GIVEN PROBLEM — Lay out everything in the listing from the line containing "Find all labels, buttons, inputs, and" down to the line containing "nav-item-wikitext[interactable]: WikiText <box>31" as a Markdown table with the columns Row and Line, skipping blank lines.

LISTED ENTRIES —

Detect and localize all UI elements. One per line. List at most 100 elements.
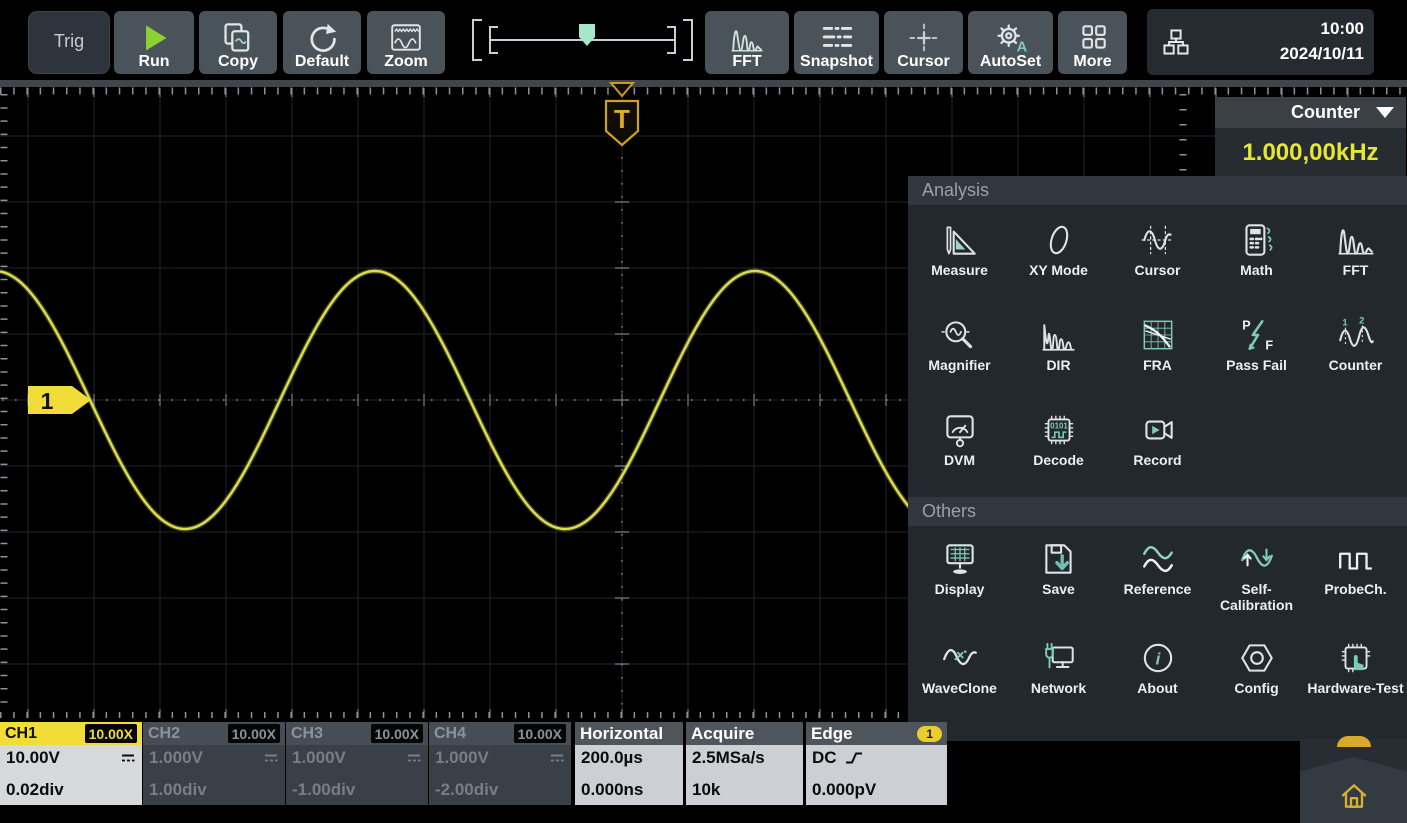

---

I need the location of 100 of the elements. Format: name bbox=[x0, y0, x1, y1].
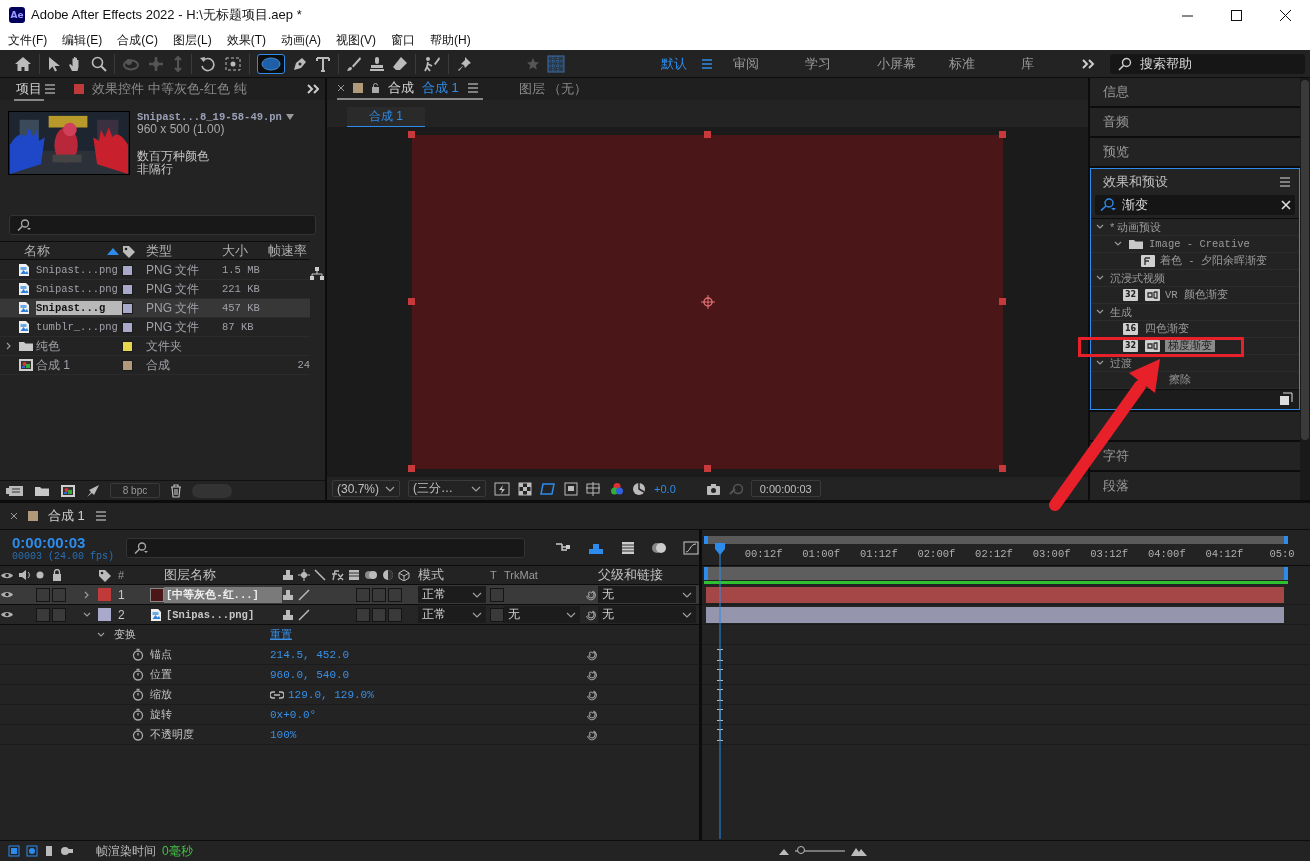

* * *

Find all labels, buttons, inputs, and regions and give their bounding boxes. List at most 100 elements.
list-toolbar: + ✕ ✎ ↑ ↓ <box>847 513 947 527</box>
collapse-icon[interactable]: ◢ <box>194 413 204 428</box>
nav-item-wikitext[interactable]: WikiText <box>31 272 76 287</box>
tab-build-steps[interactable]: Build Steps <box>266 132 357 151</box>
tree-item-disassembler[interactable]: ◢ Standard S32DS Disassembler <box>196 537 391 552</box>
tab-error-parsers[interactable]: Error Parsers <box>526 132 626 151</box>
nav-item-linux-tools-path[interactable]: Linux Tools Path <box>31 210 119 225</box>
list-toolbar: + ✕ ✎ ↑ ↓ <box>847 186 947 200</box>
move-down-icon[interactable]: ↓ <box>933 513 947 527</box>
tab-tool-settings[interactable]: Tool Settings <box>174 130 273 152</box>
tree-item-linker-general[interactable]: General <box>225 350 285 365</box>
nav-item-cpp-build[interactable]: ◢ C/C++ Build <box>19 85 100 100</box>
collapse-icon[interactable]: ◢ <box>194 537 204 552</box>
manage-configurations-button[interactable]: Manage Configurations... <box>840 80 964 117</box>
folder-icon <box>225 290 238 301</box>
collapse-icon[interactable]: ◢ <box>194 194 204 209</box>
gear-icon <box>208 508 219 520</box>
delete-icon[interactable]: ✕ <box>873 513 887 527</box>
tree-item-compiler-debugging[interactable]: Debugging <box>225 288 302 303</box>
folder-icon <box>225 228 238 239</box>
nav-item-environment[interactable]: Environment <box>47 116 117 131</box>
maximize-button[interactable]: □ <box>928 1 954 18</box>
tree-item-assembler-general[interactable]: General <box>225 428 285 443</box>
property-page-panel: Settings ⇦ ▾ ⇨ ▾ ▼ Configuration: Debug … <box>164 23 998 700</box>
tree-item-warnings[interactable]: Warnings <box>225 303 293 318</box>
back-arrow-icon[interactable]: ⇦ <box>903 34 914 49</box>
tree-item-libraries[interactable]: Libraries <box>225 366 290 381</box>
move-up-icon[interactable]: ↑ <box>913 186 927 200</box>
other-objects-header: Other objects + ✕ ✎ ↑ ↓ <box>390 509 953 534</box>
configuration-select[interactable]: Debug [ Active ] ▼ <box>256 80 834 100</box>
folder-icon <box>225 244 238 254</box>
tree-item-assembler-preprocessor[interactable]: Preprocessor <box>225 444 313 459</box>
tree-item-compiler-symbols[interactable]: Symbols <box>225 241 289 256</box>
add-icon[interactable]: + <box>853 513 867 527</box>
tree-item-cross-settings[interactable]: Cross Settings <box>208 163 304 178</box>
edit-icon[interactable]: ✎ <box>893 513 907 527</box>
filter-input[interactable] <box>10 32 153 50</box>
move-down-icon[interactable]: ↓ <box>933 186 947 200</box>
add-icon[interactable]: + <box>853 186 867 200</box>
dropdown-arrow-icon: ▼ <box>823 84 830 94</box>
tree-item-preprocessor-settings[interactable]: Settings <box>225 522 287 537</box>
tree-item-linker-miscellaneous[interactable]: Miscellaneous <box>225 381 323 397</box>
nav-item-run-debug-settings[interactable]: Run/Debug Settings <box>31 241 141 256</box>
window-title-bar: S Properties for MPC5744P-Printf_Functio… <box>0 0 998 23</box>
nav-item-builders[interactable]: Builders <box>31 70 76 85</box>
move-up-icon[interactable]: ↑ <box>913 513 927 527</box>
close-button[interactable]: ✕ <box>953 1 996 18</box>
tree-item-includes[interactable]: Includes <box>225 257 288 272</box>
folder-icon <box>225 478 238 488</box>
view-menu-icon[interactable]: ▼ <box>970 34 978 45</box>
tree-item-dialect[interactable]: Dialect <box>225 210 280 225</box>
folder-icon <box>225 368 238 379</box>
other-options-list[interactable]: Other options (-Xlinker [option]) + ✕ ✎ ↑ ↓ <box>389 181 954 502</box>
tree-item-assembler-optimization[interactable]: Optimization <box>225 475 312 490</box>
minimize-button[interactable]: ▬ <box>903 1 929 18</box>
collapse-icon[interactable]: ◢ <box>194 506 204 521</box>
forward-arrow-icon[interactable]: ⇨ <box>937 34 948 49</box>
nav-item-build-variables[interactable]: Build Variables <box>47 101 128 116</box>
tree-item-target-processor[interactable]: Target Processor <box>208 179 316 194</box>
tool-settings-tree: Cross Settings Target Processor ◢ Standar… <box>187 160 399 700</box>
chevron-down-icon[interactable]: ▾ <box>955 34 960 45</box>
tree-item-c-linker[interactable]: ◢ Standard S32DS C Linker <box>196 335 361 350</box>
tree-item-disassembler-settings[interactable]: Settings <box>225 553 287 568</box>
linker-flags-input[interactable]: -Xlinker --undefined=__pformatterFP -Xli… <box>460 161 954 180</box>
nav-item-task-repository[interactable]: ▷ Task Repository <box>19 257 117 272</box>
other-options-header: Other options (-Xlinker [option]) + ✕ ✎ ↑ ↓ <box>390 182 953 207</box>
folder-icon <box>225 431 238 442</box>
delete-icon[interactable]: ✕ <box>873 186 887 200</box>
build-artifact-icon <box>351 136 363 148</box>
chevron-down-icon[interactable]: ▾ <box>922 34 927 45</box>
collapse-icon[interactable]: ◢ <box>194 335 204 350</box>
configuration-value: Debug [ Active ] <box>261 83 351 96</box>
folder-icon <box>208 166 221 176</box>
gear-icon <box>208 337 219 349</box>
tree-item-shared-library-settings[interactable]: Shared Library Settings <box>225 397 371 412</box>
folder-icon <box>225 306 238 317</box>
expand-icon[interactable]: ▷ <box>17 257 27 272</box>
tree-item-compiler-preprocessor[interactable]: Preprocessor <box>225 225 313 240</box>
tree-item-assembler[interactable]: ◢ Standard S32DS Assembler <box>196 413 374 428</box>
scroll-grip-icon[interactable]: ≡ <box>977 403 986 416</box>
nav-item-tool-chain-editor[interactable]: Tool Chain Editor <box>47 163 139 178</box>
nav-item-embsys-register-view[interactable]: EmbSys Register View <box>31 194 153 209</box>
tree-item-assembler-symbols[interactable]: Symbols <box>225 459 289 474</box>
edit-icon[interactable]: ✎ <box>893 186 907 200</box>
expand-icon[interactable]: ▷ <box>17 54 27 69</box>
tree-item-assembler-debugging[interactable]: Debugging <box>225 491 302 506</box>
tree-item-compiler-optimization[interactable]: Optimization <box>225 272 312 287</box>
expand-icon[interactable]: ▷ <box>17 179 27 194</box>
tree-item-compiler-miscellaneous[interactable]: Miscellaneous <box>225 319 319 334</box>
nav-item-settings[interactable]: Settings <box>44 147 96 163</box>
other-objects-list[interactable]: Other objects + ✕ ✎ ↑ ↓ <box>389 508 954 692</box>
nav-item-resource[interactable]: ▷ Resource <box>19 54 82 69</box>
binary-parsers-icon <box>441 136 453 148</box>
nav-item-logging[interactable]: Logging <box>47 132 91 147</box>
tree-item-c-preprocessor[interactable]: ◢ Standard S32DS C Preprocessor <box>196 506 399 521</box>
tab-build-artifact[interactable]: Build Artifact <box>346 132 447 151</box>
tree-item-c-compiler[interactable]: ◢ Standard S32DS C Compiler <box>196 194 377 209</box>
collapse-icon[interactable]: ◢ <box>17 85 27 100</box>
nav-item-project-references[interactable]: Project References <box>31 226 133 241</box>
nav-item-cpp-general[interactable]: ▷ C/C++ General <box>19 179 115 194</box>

WRITTEN RESPONSE —
| Row | Line |
|---|---|
| 1 | Find all labels, buttons, inputs, and regions and give their bounding boxes. List at most 100 elements. |
| 2 | list-toolbar: + ✕ ✎ ↑ ↓ <box>847 513 947 527</box> |
| 3 | collapse-icon[interactable]: ◢ <box>194 413 204 428</box> |
| 4 | nav-item-wikitext[interactable]: WikiText <box>31 272 76 287</box> |